Exercise directions
Across the entries below, how many lines contain the string "each"? Give only the count.

-- Task data start --

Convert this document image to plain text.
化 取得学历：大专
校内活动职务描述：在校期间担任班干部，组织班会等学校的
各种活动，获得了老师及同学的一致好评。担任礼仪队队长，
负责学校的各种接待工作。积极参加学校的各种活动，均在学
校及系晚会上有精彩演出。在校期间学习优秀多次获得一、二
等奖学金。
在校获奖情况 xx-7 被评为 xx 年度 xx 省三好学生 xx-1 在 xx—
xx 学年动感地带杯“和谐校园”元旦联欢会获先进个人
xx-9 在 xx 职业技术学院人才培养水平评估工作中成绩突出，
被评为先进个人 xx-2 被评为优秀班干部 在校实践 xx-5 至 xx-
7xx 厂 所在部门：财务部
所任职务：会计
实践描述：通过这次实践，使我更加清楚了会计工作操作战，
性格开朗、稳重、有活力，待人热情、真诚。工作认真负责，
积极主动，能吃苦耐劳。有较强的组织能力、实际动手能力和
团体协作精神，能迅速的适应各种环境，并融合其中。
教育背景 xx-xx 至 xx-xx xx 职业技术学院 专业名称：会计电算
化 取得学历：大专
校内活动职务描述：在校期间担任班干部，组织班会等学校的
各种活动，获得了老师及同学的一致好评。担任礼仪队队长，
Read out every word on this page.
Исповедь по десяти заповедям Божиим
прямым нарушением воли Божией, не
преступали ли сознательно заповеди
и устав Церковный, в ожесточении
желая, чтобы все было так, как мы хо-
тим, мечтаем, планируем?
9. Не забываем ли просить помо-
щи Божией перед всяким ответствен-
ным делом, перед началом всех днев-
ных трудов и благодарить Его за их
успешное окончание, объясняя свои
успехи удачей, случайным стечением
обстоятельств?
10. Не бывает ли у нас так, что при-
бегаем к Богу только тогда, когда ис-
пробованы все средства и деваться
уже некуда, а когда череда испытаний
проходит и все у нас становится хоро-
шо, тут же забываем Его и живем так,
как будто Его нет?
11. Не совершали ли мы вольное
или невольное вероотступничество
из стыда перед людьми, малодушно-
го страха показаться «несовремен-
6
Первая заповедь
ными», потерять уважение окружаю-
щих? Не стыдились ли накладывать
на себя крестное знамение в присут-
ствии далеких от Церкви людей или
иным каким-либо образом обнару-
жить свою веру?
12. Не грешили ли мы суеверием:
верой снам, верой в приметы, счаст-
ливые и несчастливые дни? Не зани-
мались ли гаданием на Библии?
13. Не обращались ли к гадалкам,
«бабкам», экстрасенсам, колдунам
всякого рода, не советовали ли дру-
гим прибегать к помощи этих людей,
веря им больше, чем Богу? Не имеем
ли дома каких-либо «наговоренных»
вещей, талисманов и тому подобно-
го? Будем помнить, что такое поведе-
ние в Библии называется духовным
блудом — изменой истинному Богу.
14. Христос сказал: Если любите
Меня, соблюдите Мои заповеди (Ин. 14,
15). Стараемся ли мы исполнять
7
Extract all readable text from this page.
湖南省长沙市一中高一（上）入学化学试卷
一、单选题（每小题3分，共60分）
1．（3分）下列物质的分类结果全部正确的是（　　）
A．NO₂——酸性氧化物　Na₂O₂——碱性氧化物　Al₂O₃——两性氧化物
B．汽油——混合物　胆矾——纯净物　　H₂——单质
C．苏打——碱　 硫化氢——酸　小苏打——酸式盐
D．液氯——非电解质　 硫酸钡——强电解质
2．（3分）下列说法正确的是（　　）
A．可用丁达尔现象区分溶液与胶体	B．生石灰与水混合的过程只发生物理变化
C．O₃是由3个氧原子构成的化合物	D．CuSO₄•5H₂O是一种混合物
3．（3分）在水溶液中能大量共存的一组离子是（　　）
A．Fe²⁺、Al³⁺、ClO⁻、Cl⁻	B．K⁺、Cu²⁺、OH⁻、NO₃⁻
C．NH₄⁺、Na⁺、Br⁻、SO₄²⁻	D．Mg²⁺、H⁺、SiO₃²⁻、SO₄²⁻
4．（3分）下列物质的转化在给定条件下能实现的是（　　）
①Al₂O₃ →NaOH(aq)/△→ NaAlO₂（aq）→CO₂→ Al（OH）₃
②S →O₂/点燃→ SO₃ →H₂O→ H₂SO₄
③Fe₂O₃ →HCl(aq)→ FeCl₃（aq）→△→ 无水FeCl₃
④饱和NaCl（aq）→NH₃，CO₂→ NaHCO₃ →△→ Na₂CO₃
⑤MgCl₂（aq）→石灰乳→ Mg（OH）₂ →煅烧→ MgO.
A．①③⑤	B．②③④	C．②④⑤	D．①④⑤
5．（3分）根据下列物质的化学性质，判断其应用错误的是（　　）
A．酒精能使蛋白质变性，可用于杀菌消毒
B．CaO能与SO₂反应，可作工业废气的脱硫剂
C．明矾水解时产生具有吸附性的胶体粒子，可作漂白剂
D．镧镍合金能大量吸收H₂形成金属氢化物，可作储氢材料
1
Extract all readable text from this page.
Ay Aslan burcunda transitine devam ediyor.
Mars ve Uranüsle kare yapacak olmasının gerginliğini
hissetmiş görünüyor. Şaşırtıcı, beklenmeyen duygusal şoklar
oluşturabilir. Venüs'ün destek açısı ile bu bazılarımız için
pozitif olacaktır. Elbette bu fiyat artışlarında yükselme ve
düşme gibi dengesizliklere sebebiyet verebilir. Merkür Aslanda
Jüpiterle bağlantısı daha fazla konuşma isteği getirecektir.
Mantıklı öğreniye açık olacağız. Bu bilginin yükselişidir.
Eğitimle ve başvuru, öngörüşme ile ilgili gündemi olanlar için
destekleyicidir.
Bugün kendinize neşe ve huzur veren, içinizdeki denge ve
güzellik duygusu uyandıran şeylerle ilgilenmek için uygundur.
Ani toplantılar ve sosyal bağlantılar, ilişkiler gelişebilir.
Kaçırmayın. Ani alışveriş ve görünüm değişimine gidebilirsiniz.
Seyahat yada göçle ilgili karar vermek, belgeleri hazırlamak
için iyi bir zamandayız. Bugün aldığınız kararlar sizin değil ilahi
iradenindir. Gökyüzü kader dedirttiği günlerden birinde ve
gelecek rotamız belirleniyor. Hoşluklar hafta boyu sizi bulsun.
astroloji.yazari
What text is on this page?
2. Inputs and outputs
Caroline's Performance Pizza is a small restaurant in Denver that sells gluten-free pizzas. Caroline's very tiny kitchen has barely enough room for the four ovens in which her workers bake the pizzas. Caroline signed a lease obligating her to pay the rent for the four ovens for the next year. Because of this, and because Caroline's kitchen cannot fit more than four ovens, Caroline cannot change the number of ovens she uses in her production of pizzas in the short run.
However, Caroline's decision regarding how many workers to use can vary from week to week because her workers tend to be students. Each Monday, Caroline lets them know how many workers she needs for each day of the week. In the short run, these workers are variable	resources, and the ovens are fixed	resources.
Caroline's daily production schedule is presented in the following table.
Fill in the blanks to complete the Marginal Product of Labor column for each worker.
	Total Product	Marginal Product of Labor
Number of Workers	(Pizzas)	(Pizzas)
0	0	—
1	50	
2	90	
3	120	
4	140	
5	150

-- Task data end --

The reply
2